— START DATA SECTION —

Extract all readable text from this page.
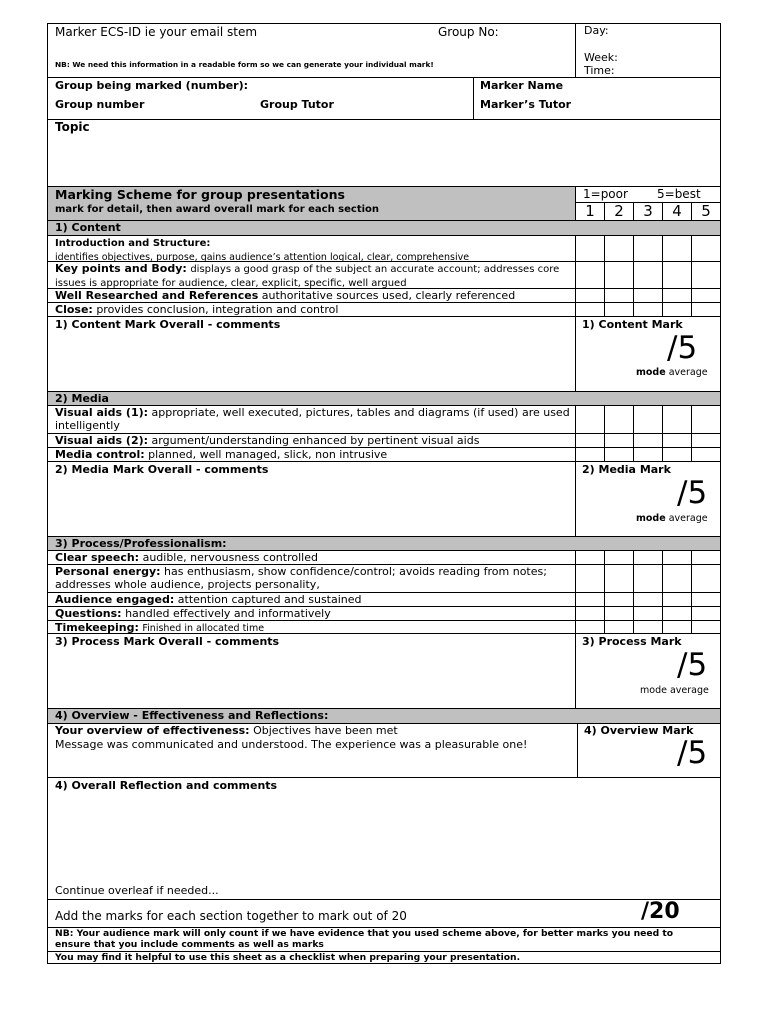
Marker ECS-ID ie your email stem	Group No:	Day:
Week:
Time:
NB: We need this information in a readable form so we can generate your individual mark!
Group being marked (number):
Group number	Group Tutor
Marker Name
Marker’s Tutor
Topic
Marking Scheme for group presentations
mark for detail, then award overall mark for each section
1=poor 5=best
1	2	3	4	5
1) Content
Introduction and Structure:
identifies objectives, purpose, gains audience’s attention logical, clear, comprehensive
Key points and Body: displays a good grasp of the subject an accurate account; addresses core issues is appropriate for audience, clear, explicit, specific, well argued
Well Researched and References authoritative sources used, clearly referenced
Close: provides conclusion, integration and control
1) Content Mark Overall - comments	1) Content Mark
/5
mode average
2) Media
Visual aids (1): appropriate, well executed, pictures, tables and diagrams (if used) are used intelligently
Visual aids (2): argument/understanding enhanced by pertinent visual aids
Media control: planned, well managed, slick, non intrusive
2) Media Mark Overall - comments	2) Media Mark
/5
mode average
3) Process/Professionalism:
Clear speech: audible, nervousness controlled
Personal energy: has enthusiasm, show confidence/control; avoids reading from notes; addresses whole audience, projects personality,
Audience engaged: attention captured and sustained
Questions: handled effectively and informatively
Timekeeping: Finished in allocated time
3) Process Mark Overall - comments	3) Process Mark
/5
mode average
4) Overview - Effectiveness and Reflections:
Your overview of effectiveness: Objectives have been met
Message was communicated and understood. The experience was a pleasurable one!
4) Overview Mark
/5
4) Overall Reflection and comments
Continue overleaf if needed...
Add the marks for each section together to mark out of 20	/20
NB: Your audience mark will only count if we have evidence that you used scheme above, for better marks you need to ensure that you include comments as well as marks
You may find it helpful to use this sheet as a checklist when preparing your presentation.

— END DATA SECTION —

*TO BE DONE*:
Give back the whole listing as it stands, minus its pictures.

*WORKED ANSWER*:
Extract all readable text from this page.
Marker ECS-ID ie your email stem	Group No:	Day:
Week:
Time:
NB: We need this information in a readable form so we can generate your individual mark!
Group being marked (number):
Group number	Group Tutor
Marker Name
Marker’s Tutor
Topic
Marking Scheme for group presentations
mark for detail, then award overall mark for each section
1=poor 5=best
1	2	3	4	5
1) Content
Introduction and Structure:
identifies objectives, purpose, gains audience’s attention logical, clear, comprehensive
Key points and Body: displays a good grasp of the subject an accurate account; addresses core issues is appropriate for audience, clear, explicit, specific, well argued
Well Researched and References authoritative sources used, clearly referenced
Close: provides conclusion, integration and control
1) Content Mark Overall - comments	1) Content Mark
/5
mode average
2) Media
Visual aids (1): appropriate, well executed, pictures, tables and diagrams (if used) are used intelligently
Visual aids (2): argument/understanding enhanced by pertinent visual aids
Media control: planned, well managed, slick, non intrusive
2) Media Mark Overall - comments	2) Media Mark
/5
mode average
3) Process/Professionalism:
Clear speech: audible, nervousness controlled
Personal energy: has enthusiasm, show confidence/control; avoids reading from notes; addresses whole audience, projects personality,
Audience engaged: attention captured and sustained
Questions: handled effectively and informatively
Timekeeping: Finished in allocated time
3) Process Mark Overall - comments	3) Process Mark
/5
mode average
4) Overview - Effectiveness and Reflections:
Your overview of effectiveness: Objectives have been met
Message was communicated and understood. The experience was a pleasurable one!
4) Overview Mark
/5
4) Overall Reflection and comments
Continue overleaf if needed...
Add the marks for each section together to mark out of 20	/20
NB: Your audience mark will only count if we have evidence that you used scheme above, for better marks you need to ensure that you include comments as well as marks
You may find it helpful to use this sheet as a checklist when preparing your presentation.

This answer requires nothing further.